▶ [Request]: Pull every line containing the word "Water" from the records.

[Rows from a dataset]

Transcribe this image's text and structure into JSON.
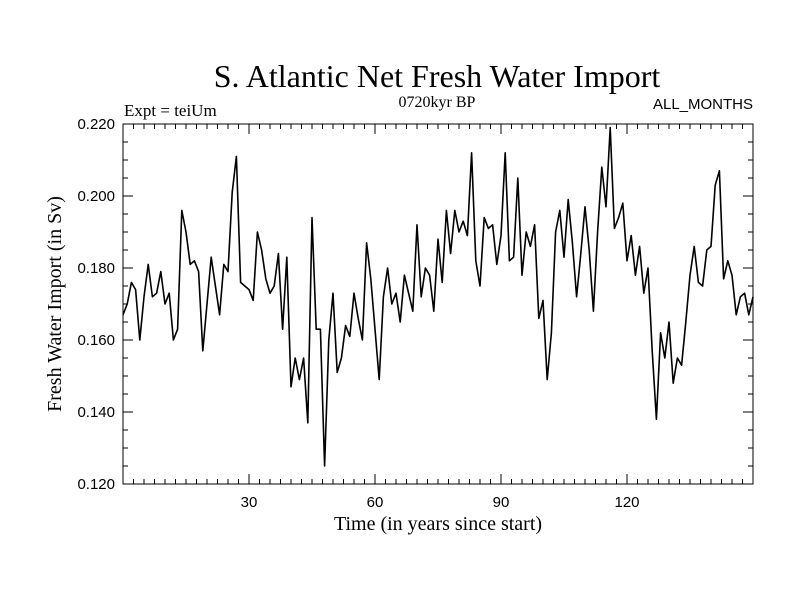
{
  "chart_data": {
    "type": "line",
    "title": "S. Atlantic Net Fresh Water Import",
    "subtitle_left": "Expt = teiUm",
    "subtitle_center": "0720kyr BP",
    "subtitle_right": "ALL_MONTHS",
    "xlabel": "Time (in years since start)",
    "ylabel": "Fresh Water Import (in Sv)",
    "xlim": [
      0,
      150
    ],
    "ylim": [
      0.12,
      0.22
    ],
    "xticks": [
      30,
      60,
      90,
      120
    ],
    "xtick_labels": [
      "30",
      "60",
      "90",
      "120"
    ],
    "yticks": [
      0.12,
      0.14,
      0.16,
      0.18,
      0.2,
      0.22
    ],
    "ytick_labels": [
      "0.120",
      "0.140",
      "0.160",
      "0.180",
      "0.200",
      "0.220"
    ],
    "grid": false,
    "series": [
      {
        "name": "Fresh Water Import",
        "color": "#000000",
        "x": [
          0,
          1,
          2,
          3,
          4,
          5,
          6,
          7,
          8,
          9,
          10,
          11,
          12,
          13,
          14,
          15,
          16,
          17,
          18,
          19,
          20,
          21,
          22,
          23,
          24,
          25,
          26,
          27,
          28,
          29,
          30,
          31,
          32,
          33,
          34,
          35,
          36,
          37,
          38,
          39,
          40,
          41,
          42,
          43,
          44,
          45,
          46,
          47,
          48,
          49,
          50,
          51,
          52,
          53,
          54,
          55,
          56,
          57,
          58,
          59,
          60,
          61,
          62,
          63,
          64,
          65,
          66,
          67,
          68,
          69,
          70,
          71,
          72,
          73,
          74,
          75,
          76,
          77,
          78,
          79,
          80,
          81,
          82,
          83,
          84,
          85,
          86,
          87,
          88,
          89,
          90,
          91,
          92,
          93,
          94,
          95,
          96,
          97,
          98,
          99,
          100,
          101,
          102,
          103,
          104,
          105,
          106,
          107,
          108,
          109,
          110,
          111,
          112,
          113,
          114,
          115,
          116,
          117,
          118,
          119,
          120,
          121,
          122,
          123,
          124,
          125,
          126,
          127,
          128,
          129,
          130,
          131,
          132,
          133,
          134,
          135,
          136,
          137,
          138,
          139,
          140,
          141,
          142,
          143,
          144,
          145,
          146,
          147,
          148,
          149,
          150
        ],
        "values": [
          0.167,
          0.17,
          0.176,
          0.174,
          0.16,
          0.172,
          0.181,
          0.172,
          0.173,
          0.179,
          0.17,
          0.173,
          0.16,
          0.163,
          0.196,
          0.19,
          0.181,
          0.182,
          0.179,
          0.157,
          0.17,
          0.183,
          0.175,
          0.167,
          0.181,
          0.179,
          0.201,
          0.211,
          0.176,
          0.175,
          0.174,
          0.171,
          0.19,
          0.185,
          0.177,
          0.173,
          0.175,
          0.184,
          0.163,
          0.183,
          0.147,
          0.155,
          0.149,
          0.155,
          0.137,
          0.194,
          0.163,
          0.163,
          0.125,
          0.16,
          0.173,
          0.151,
          0.155,
          0.164,
          0.161,
          0.173,
          0.166,
          0.16,
          0.187,
          0.177,
          0.163,
          0.149,
          0.172,
          0.18,
          0.17,
          0.173,
          0.165,
          0.178,
          0.173,
          0.168,
          0.192,
          0.172,
          0.18,
          0.178,
          0.168,
          0.188,
          0.176,
          0.196,
          0.184,
          0.196,
          0.19,
          0.193,
          0.189,
          0.212,
          0.182,
          0.175,
          0.194,
          0.191,
          0.192,
          0.181,
          0.189,
          0.212,
          0.182,
          0.183,
          0.205,
          0.178,
          0.19,
          0.186,
          0.192,
          0.166,
          0.171,
          0.149,
          0.162,
          0.19,
          0.196,
          0.183,
          0.199,
          0.187,
          0.172,
          0.184,
          0.197,
          0.185,
          0.168,
          0.19,
          0.208,
          0.197,
          0.219,
          0.191,
          0.194,
          0.198,
          0.182,
          0.189,
          0.178,
          0.186,
          0.173,
          0.18,
          0.157,
          0.138,
          0.162,
          0.155,
          0.165,
          0.148,
          0.155,
          0.153,
          0.165,
          0.178,
          0.186,
          0.176,
          0.175,
          0.185,
          0.186,
          0.203,
          0.207,
          0.177,
          0.182,
          0.178,
          0.167,
          0.172,
          0.173,
          0.167,
          0.172
        ]
      }
    ]
  }
}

▶ [The completed task]:
    "title": "S. Atlantic Net Fresh Water Import",
    "ylabel": "Fresh Water Import (in Sv)",
        "name": "Fresh Water Import",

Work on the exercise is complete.